• _PROBLEM_: Every line holding the word "Clerk" counts once. Give the total, nothing more.
--- DATA PROVIDED ---
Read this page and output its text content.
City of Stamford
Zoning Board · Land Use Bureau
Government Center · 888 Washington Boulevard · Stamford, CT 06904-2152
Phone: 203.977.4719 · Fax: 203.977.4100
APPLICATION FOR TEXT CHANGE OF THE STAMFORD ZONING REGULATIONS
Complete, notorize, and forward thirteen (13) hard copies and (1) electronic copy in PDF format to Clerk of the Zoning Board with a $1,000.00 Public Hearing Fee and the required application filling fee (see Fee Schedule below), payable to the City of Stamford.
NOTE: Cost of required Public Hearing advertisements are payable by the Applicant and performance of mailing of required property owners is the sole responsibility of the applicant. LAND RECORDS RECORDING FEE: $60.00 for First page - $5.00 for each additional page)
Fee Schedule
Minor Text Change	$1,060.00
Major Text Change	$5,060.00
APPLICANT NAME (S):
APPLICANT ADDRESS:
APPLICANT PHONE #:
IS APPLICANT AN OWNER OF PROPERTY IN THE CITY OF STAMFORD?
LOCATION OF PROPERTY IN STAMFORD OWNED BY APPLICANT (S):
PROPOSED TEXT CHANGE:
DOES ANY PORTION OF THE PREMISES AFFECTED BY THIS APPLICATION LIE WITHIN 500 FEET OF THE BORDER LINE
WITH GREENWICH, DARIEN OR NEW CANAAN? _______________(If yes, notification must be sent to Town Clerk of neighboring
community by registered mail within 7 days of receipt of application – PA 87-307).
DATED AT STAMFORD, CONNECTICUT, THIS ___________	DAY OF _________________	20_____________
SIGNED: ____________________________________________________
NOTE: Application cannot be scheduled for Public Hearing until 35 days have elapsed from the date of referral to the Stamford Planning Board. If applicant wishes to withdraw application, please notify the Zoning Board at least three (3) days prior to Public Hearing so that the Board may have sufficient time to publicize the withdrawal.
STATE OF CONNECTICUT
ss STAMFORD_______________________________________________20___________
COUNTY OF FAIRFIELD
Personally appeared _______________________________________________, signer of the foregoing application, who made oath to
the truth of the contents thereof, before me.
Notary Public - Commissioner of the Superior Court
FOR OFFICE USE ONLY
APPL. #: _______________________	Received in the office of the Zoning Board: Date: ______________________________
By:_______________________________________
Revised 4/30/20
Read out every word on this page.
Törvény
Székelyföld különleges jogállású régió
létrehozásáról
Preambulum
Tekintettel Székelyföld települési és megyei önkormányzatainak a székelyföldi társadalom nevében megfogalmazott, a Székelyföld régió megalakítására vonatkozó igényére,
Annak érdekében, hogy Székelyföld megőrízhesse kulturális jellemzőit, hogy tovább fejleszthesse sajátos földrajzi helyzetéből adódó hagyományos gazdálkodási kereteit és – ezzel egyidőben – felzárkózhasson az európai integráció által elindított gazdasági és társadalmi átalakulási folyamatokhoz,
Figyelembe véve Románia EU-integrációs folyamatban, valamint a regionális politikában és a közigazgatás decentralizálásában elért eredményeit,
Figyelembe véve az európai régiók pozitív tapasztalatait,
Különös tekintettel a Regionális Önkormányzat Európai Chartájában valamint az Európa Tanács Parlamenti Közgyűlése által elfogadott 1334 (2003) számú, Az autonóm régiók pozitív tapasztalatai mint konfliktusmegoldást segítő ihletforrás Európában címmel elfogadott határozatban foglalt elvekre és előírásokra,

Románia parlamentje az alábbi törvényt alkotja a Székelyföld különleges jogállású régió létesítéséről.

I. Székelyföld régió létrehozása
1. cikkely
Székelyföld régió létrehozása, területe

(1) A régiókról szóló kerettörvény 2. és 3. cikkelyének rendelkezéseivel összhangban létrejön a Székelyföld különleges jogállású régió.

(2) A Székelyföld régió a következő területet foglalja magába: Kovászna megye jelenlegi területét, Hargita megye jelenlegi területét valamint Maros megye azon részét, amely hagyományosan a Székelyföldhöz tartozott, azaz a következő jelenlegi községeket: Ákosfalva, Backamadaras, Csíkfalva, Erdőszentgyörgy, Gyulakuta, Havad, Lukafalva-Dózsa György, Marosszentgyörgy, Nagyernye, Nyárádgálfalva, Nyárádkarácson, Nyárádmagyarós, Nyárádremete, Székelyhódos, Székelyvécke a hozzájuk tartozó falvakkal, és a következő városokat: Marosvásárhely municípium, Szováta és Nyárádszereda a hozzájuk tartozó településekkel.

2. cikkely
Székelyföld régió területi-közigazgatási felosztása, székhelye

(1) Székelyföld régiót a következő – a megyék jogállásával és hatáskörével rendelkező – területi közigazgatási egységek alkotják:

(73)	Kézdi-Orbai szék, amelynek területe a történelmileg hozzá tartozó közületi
---
• _SOLUTION FOR THIS EXERCISE_: 2